* BEGIN Record excerpts *

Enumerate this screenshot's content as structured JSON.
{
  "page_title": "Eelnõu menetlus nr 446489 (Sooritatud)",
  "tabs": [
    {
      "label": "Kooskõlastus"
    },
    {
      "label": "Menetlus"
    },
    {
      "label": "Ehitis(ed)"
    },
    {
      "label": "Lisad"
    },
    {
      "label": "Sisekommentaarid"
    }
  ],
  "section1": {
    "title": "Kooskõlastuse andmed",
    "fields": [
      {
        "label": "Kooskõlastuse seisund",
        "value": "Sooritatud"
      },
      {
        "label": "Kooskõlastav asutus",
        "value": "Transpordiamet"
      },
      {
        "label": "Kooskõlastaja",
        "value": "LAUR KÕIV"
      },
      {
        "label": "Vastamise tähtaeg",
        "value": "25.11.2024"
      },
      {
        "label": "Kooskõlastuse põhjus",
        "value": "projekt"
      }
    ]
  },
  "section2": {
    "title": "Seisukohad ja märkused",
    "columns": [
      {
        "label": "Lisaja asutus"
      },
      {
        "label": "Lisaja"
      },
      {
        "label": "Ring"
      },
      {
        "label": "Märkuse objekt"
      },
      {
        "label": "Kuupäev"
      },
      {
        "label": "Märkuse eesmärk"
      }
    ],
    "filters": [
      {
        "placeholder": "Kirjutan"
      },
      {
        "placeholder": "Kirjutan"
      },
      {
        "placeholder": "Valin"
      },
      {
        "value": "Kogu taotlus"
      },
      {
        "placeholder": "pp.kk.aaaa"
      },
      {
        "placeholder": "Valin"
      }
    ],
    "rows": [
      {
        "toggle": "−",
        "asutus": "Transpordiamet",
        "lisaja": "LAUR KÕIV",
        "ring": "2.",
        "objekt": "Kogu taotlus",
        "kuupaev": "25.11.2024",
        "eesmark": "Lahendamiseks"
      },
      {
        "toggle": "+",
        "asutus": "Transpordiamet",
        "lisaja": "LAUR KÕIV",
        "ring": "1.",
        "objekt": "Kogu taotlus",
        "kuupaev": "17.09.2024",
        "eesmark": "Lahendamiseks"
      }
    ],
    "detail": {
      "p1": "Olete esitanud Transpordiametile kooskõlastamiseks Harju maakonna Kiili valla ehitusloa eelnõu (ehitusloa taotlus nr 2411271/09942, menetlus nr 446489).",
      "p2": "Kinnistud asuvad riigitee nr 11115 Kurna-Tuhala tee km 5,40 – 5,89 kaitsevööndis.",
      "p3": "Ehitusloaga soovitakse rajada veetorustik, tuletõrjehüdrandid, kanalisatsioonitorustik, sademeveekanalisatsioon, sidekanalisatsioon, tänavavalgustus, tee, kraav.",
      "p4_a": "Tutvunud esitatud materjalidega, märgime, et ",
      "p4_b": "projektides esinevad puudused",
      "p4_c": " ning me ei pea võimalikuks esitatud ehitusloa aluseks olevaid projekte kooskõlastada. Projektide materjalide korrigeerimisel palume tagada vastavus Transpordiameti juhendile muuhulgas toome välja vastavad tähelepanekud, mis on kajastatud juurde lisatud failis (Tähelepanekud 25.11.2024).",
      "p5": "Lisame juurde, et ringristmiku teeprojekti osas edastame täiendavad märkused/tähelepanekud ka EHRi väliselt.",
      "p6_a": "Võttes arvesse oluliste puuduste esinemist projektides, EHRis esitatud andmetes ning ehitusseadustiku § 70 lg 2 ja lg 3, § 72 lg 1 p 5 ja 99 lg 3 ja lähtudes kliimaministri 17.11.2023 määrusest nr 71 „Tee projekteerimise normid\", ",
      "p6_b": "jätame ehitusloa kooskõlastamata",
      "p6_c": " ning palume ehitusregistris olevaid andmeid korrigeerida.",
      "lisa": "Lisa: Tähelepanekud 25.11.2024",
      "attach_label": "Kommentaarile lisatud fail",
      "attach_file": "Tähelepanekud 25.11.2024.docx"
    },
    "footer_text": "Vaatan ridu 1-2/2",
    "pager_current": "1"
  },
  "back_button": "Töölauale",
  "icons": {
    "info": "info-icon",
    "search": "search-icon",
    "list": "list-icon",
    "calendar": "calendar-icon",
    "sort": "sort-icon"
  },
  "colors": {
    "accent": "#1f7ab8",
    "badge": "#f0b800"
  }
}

* END Record excerpts *

=== Work to complete ===
Repeat all of the entries exactly.

=== Task result ===
Enumerate this screenshot's content as structured JSON.
{
  "page_title": "Eelnõu menetlus nr 446489 (Sooritatud)",
  "tabs": [
    {
      "label": "Kooskõlastus"
    },
    {
      "label": "Menetlus"
    },
    {
      "label": "Ehitis(ed)"
    },
    {
      "label": "Lisad"
    },
    {
      "label": "Sisekommentaarid"
    }
  ],
  "section1": {
    "title": "Kooskõlastuse andmed",
    "fields": [
      {
        "label": "Kooskõlastuse seisund",
        "value": "Sooritatud"
      },
      {
        "label": "Kooskõlastav asutus",
        "value": "Transpordiamet"
      },
      {
        "label": "Kooskõlastaja",
        "value": "LAUR KÕIV"
      },
      {
        "label": "Vastamise tähtaeg",
        "value": "25.11.2024"
      },
      {
        "label": "Kooskõlastuse põhjus",
        "value": "projekt"
      }
    ]
  },
  "section2": {
    "title": "Seisukohad ja märkused",
    "columns": [
      {
        "label": "Lisaja asutus"
      },
      {
        "label": "Lisaja"
      },
      {
        "label": "Ring"
      },
      {
        "label": "Märkuse objekt"
      },
      {
        "label": "Kuupäev"
      },
      {
        "label": "Märkuse eesmärk"
      }
    ],
    "filters": [
      {
        "placeholder": "Kirjutan"
      },
      {
        "placeholder": "Kirjutan"
      },
      {
        "placeholder": "Valin"
      },
      {
        "value": "Kogu taotlus"
      },
      {
        "placeholder": "pp.kk.aaaa"
      },
      {
        "placeholder": "Valin"
      }
    ],
    "rows": [
      {
        "toggle": "−",
        "asutus": "Transpordiamet",
        "lisaja": "LAUR KÕIV",
        "ring": "2.",
        "objekt": "Kogu taotlus",
        "kuupaev": "25.11.2024",
        "eesmark": "Lahendamiseks"
      },
      {
        "toggle": "+",
        "asutus": "Transpordiamet",
        "lisaja": "LAUR KÕIV",
        "ring": "1.",
        "objekt": "Kogu taotlus",
        "kuupaev": "17.09.2024",
        "eesmark": "Lahendamiseks"
      }
    ],
    "detail": {
      "p1": "Olete esitanud Transpordiametile kooskõlastamiseks Harju maakonna Kiili valla ehitusloa eelnõu (ehitusloa taotlus nr 2411271/09942, menetlus nr 446489).",
      "p2": "Kinnistud asuvad riigitee nr 11115 Kurna-Tuhala tee km 5,40 – 5,89 kaitsevööndis.",
      "p3": "Ehitusloaga soovitakse rajada veetorustik, tuletõrjehüdrandid, kanalisatsioonitorustik, sademeveekanalisatsioon, sidekanalisatsioon, tänavavalgustus, tee, kraav.",
      "p4_a": "Tutvunud esitatud materjalidega, märgime, et ",
      "p4_b": "projektides esinevad puudused",
      "p4_c": " ning me ei pea võimalikuks esitatud ehitusloa aluseks olevaid projekte kooskõlastada. Projektide materjalide korrigeerimisel palume tagada vastavus Transpordiameti juhendile muuhulgas toome välja vastavad tähelepanekud, mis on kajastatud juurde lisatud failis (Tähelepanekud 25.11.2024).",
      "p5": "Lisame juurde, et ringristmiku teeprojekti osas edastame täiendavad märkused/tähelepanekud ka EHRi väliselt.",
      "p6_a": "Võttes arvesse oluliste puuduste esinemist projektides, EHRis esitatud andmetes ning ehitusseadustiku § 70 lg 2 ja lg 3, § 72 lg 1 p 5 ja 99 lg 3 ja lähtudes kliimaministri 17.11.2023 määrusest nr 71 „Tee projekteerimise normid\", ",
      "p6_b": "jätame ehitusloa kooskõlastamata",
      "p6_c": " ning palume ehitusregistris olevaid andmeid korrigeerida.",
      "lisa": "Lisa: Tähelepanekud 25.11.2024",
      "attach_label": "Kommentaarile lisatud fail",
      "attach_file": "Tähelepanekud 25.11.2024.docx"
    },
    "footer_text": "Vaatan ridu 1-2/2",
    "pager_current": "1"
  },
  "back_button": "Töölauale",
  "icons": {
    "info": "info-icon",
    "search": "search-icon",
    "list": "list-icon",
    "calendar": "calendar-icon",
    "sort": "sort-icon"
  },
  "colors": {
    "accent": "#1f7ab8",
    "badge": "#f0b800"
  }
}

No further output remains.